Reproduce verbatim every line from the one that includes "Read out every word on this page." to the closing line of the entries; omit everything before it.

*SUPPLIED DATA:*
============================================================

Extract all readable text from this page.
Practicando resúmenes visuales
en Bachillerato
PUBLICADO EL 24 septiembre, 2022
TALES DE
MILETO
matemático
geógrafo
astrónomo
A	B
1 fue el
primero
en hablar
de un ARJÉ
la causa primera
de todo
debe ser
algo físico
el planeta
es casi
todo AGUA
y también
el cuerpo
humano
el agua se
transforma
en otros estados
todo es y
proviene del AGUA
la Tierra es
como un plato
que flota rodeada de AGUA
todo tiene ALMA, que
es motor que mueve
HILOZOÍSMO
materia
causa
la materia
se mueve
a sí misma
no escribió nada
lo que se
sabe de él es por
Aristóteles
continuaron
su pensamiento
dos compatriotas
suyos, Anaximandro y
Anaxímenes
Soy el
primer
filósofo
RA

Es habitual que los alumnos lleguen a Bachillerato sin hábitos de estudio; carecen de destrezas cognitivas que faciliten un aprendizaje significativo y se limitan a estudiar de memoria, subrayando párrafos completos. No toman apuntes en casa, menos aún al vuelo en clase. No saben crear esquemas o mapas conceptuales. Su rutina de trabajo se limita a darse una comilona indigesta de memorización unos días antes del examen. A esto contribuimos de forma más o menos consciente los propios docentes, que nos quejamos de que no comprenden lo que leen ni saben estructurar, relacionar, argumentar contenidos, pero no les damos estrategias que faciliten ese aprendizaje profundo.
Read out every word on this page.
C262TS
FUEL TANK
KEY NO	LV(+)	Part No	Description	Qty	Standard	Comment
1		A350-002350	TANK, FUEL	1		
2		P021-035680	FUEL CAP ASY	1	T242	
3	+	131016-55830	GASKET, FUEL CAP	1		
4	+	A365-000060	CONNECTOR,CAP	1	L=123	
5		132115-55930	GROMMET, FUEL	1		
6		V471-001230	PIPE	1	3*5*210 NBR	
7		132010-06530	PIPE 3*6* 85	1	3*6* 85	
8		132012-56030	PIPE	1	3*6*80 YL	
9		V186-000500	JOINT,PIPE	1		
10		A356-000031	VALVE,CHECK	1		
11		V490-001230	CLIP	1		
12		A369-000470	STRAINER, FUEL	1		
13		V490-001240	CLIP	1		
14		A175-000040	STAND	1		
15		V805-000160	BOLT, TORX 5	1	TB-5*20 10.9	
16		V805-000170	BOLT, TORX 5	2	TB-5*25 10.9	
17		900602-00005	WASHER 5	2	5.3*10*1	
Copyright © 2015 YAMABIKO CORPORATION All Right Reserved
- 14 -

============================================================

*WORKED SOLUTION:*
Read out every word on this page.
C262TS
FUEL TANK
KEY NO	LV(+)	Part No	Description	Qty	Standard	Comment
1		A350-002350	TANK, FUEL	1		
2		P021-035680	FUEL CAP ASY	1	T242	
3	+	131016-55830	GASKET, FUEL CAP	1		
4	+	A365-000060	CONNECTOR,CAP	1	L=123	
5		132115-55930	GROMMET, FUEL	1		
6		V471-001230	PIPE	1	3*5*210 NBR	
7		132010-06530	PIPE 3*6* 85	1	3*6* 85	
8		132012-56030	PIPE	1	3*6*80 YL	
9		V186-000500	JOINT,PIPE	1		
10		A356-000031	VALVE,CHECK	1		
11		V490-001230	CLIP	1		
12		A369-000470	STRAINER, FUEL	1		
13		V490-001240	CLIP	1		
14		A175-000040	STAND	1		
15		V805-000160	BOLT, TORX 5	1	TB-5*20 10.9	
16		V805-000170	BOLT, TORX 5	2	TB-5*25 10.9	
17		900602-00005	WASHER 5	2	5.3*10*1	
Copyright © 2015 YAMABIKO CORPORATION All Right Reserved
- 14 -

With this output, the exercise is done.